--- START ---
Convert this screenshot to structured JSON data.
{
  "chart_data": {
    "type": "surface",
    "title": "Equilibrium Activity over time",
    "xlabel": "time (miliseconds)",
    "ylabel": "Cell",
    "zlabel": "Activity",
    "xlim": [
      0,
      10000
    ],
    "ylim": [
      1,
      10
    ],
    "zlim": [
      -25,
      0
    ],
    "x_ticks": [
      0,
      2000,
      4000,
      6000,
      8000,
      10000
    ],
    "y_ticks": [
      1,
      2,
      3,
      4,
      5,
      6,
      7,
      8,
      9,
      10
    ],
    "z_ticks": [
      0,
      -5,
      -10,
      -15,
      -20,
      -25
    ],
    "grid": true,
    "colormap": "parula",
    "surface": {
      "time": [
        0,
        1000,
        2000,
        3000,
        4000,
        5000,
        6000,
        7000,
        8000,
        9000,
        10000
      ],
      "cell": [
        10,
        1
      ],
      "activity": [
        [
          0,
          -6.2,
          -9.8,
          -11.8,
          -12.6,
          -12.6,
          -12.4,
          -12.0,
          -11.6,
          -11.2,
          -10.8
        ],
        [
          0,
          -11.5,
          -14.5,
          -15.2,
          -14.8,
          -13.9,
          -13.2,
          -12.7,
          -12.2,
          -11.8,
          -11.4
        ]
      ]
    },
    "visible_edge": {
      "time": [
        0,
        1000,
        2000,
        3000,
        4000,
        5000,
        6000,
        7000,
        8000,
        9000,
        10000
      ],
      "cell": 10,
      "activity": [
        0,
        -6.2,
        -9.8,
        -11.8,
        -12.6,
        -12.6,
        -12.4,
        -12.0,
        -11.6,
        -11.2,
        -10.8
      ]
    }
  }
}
--- END ---
## WHAT IS REQUIRED:
Output each record precisely as given.

## SOLUTION TO THIS EXERCISE:
Convert this screenshot to structured JSON data.
{
  "chart_data": {
    "type": "surface",
    "title": "Equilibrium Activity over time",
    "xlabel": "time (miliseconds)",
    "ylabel": "Cell",
    "zlabel": "Activity",
    "xlim": [
      0,
      10000
    ],
    "ylim": [
      1,
      10
    ],
    "zlim": [
      -25,
      0
    ],
    "x_ticks": [
      0,
      2000,
      4000,
      6000,
      8000,
      10000
    ],
    "y_ticks": [
      1,
      2,
      3,
      4,
      5,
      6,
      7,
      8,
      9,
      10
    ],
    "z_ticks": [
      0,
      -5,
      -10,
      -15,
      -20,
      -25
    ],
    "grid": true,
    "colormap": "parula",
    "surface": {
      "time": [
        0,
        1000,
        2000,
        3000,
        4000,
        5000,
        6000,
        7000,
        8000,
        9000,
        10000
      ],
      "cell": [
        10,
        1
      ],
      "activity": [
        [
          0,
          -6.2,
          -9.8,
          -11.8,
          -12.6,
          -12.6,
          -12.4,
          -12.0,
          -11.6,
          -11.2,
          -10.8
        ],
        [
          0,
          -11.5,
          -14.5,
          -15.2,
          -14.8,
          -13.9,
          -13.2,
          -12.7,
          -12.2,
          -11.8,
          -11.4
        ]
      ]
    },
    "visible_edge": {
      "time": [
        0,
        1000,
        2000,
        3000,
        4000,
        5000,
        6000,
        7000,
        8000,
        9000,
        10000
      ],
      "cell": 10,
      "activity": [
        0,
        -6.2,
        -9.8,
        -11.8,
        -12.6,
        -12.6,
        -12.4,
        -12.0,
        -11.6,
        -11.2,
        -10.8
      ]
    }
  }
}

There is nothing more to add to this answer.